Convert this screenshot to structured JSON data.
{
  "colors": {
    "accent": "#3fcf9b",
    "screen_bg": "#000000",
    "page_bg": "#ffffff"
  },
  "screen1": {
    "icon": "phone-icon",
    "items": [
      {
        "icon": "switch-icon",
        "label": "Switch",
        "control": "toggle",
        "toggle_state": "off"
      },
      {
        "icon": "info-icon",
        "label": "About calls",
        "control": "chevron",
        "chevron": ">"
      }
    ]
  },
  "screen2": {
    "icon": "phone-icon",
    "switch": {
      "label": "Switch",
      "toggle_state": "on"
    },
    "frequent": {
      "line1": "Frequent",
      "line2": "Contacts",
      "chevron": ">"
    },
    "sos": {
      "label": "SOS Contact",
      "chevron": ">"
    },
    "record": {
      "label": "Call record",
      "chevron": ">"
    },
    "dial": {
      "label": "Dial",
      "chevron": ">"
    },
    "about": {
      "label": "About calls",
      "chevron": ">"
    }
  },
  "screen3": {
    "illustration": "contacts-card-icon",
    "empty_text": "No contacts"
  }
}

### Given request
Copy out the full set of records precisely, leaving nothing out.

### Finished answer
Convert this screenshot to structured JSON data.
{
  "colors": {
    "accent": "#3fcf9b",
    "screen_bg": "#000000",
    "page_bg": "#ffffff"
  },
  "screen1": {
    "icon": "phone-icon",
    "items": [
      {
        "icon": "switch-icon",
        "label": "Switch",
        "control": "toggle",
        "toggle_state": "off"
      },
      {
        "icon": "info-icon",
        "label": "About calls",
        "control": "chevron",
        "chevron": ">"
      }
    ]
  },
  "screen2": {
    "icon": "phone-icon",
    "switch": {
      "label": "Switch",
      "toggle_state": "on"
    },
    "frequent": {
      "line1": "Frequent",
      "line2": "Contacts",
      "chevron": ">"
    },
    "sos": {
      "label": "SOS Contact",
      "chevron": ">"
    },
    "record": {
      "label": "Call record",
      "chevron": ">"
    },
    "dial": {
      "label": "Dial",
      "chevron": ">"
    },
    "about": {
      "label": "About calls",
      "chevron": ">"
    }
  },
  "screen3": {
    "illustration": "contacts-card-icon",
    "empty_text": "No contacts"
  }
}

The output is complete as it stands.